▶ [PROMPT] Copy every line that holds "工作方案".
%%
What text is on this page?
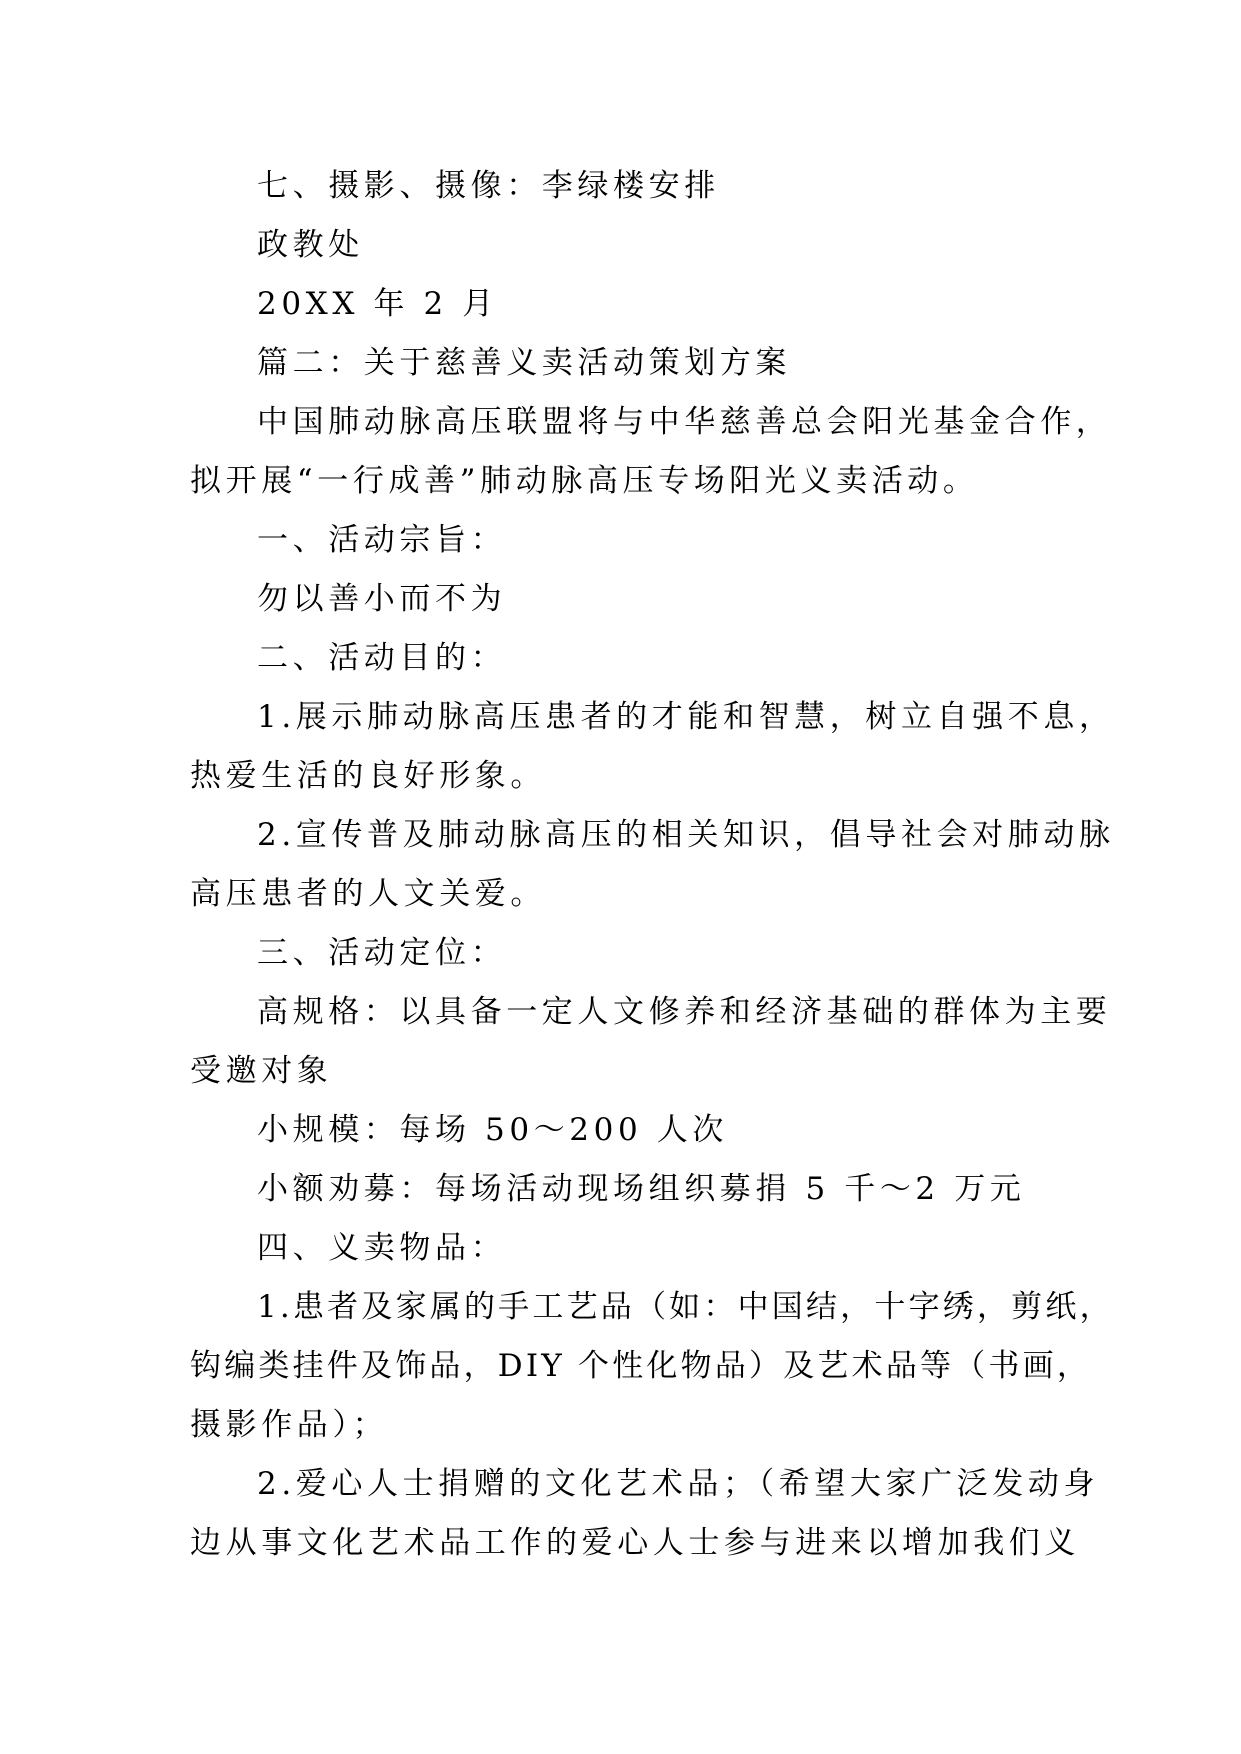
七、摄影、摄像：李绿楼安排
政教处
20XX 年 2 月
篇二：关于慈善义卖活动策划方案
中国肺动脉高压联盟将与中华慈善总会阳光基金合作，
拟开展“一行成善”肺动脉高压专场阳光义卖活动。
一、活动宗旨：
勿以善小而不为
二、活动目的：
1.展示肺动脉高压患者的才能和智慧，树立自强不息，
热爱生活的良好形象。
2.宣传普及肺动脉高压的相关知识，倡导社会对肺动脉
高压患者的人文关爱。
三、活动定位：
高规格：以具备一定人文修养和经济基础的群体为主要
受邀对象
小规模：每场 50～200 人次
小额劝募：每场活动现场组织募捐 5 千～2 万元
四、义卖物品：
1.患者及家属的手工艺品（如：中国结，十字绣，剪纸，
钩编类挂件及饰品，DIY 个性化物品）及艺术品等（书画，
摄影作品）；
2.爱心人士捐赠的文化艺术品；（希望大家广泛发动身
边从事文化艺术品工作的爱心人士参与进来以增加我们义
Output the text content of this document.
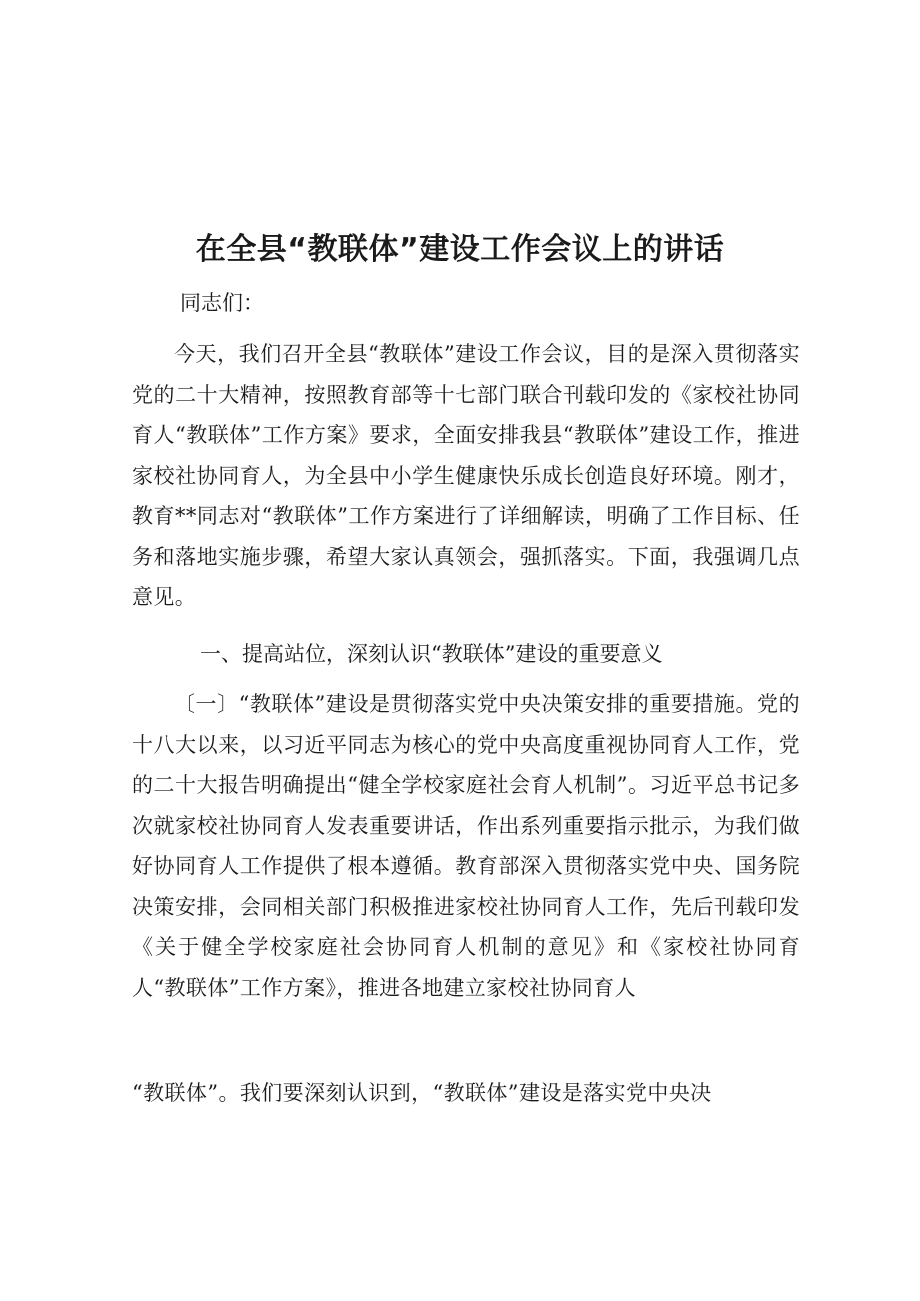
在全县“教联体”建设工作会议上的讲话

同志们：

今天，我们召开全县“教联体”建设工作会议，目的是深入贯彻落实党的二十大精神，按照教育部等十七部门联合刊载印发的《家校社协同育人“教联体”工作方案》要求，全面安排我县“教联体”建设工作，推进家校社协同育人，为全县中小学生健康快乐成长创造良好环境。刚才，教育**同志对“教联体”工作方案进行了详细解读，明确了工作目标、任务和落地实施步骤，希望大家认真领会，强抓落实。下面，我强调几点意见。

一、提高站位，深刻认识“教联体”建设的重要意义

〔一〕“教联体”建设是贯彻落实党中央决策安排的重要措施。党的十八大以来，以习近平同志为核心的党中央高度重视协同育人工作，党的二十大报告明确提出“健全学校家庭社会育人机制”。习近平总书记多次就家校社协同育人发表重要讲话，作出系列重要指示批示，为我们做好协同育人工作提供了根本遵循。教育部深入贯彻落实党中央、国务院决策安排，会同相关部门积极推进家校社协同育人工作，先后刊载印发《关于健全学校家庭社会协同育人机制的意见》和《家校社协同育人“教联体”工作方案》，推进各地建立家校社协同育人

“教联体”。我们要深刻认识到，“教联体”建设是落实党中央决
%%
▶ [EXERCISE RESPONSE]
今天，我们召开全县“教联体”建设工作会议，目的是深入贯彻落实党的二十大精神，按照教育部等十七部门联合刊载印发的《家校社协同育人“教联体”工作方案》要求，全面安排我县“教联体”建设工作，推进家校社协同育人，为全县中小学生健康快乐成长创造良好环境。刚才，教育**同志对“教联体”工作方案进行了详细解读，明确了工作目标、任务和落地实施步骤，希望大家认真领会，强抓落实。下面，我强调几点意见。
〔一〕“教联体”建设是贯彻落实党中央决策安排的重要措施。党的十八大以来，以习近平同志为核心的党中央高度重视协同育人工作，党的二十大报告明确提出“健全学校家庭社会育人机制”。习近平总书记多次就家校社协同育人发表重要讲话，作出系列重要指示批示，为我们做好协同育人工作提供了根本遵循。教育部深入贯彻落实党中央、国务院决策安排，会同相关部门积极推进家校社协同育人工作，先后刊载印发《关于健全学校家庭社会协同育人机制的意见》和《家校社协同育人“教联体”工作方案》，推进各地建立家校社协同育人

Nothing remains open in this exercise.